Would you write out the listing verbatim and skip every picture in it?

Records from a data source
** Start **

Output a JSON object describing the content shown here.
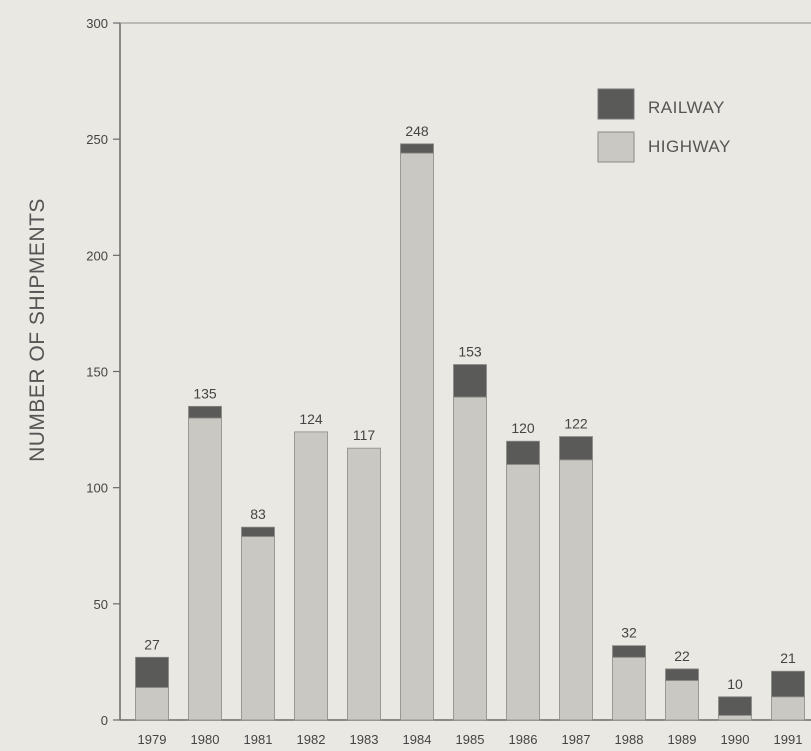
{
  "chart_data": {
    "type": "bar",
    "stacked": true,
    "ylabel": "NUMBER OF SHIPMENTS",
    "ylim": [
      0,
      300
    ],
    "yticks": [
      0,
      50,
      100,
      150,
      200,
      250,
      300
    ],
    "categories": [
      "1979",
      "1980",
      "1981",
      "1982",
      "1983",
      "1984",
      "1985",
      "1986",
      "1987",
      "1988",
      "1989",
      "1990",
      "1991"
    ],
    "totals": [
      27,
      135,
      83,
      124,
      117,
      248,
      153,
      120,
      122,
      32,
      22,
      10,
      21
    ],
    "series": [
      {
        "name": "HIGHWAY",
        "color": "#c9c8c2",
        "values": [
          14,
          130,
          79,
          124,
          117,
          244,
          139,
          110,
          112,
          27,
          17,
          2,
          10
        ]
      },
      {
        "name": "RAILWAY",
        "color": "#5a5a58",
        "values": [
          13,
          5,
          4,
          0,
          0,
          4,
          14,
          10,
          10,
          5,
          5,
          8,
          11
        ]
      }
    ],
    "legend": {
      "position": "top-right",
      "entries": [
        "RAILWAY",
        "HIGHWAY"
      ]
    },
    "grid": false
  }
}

** End **

▶ **Response for this exercise**:
Output a JSON object describing the content shown here.
{
  "chart_data": {
    "type": "bar",
    "stacked": true,
    "ylabel": "NUMBER OF SHIPMENTS",
    "ylim": [
      0,
      300
    ],
    "yticks": [
      0,
      50,
      100,
      150,
      200,
      250,
      300
    ],
    "categories": [
      "1979",
      "1980",
      "1981",
      "1982",
      "1983",
      "1984",
      "1985",
      "1986",
      "1987",
      "1988",
      "1989",
      "1990",
      "1991"
    ],
    "totals": [
      27,
      135,
      83,
      124,
      117,
      248,
      153,
      120,
      122,
      32,
      22,
      10,
      21
    ],
    "series": [
      {
        "name": "HIGHWAY",
        "color": "#c9c8c2",
        "values": [
          14,
          130,
          79,
          124,
          117,
          244,
          139,
          110,
          112,
          27,
          17,
          2,
          10
        ]
      },
      {
        "name": "RAILWAY",
        "color": "#5a5a58",
        "values": [
          13,
          5,
          4,
          0,
          0,
          4,
          14,
          10,
          10,
          5,
          5,
          8,
          11
        ]
      }
    ],
    "legend": {
      "position": "top-right",
      "entries": [
        "RAILWAY",
        "HIGHWAY"
      ]
    },
    "grid": false
  }
}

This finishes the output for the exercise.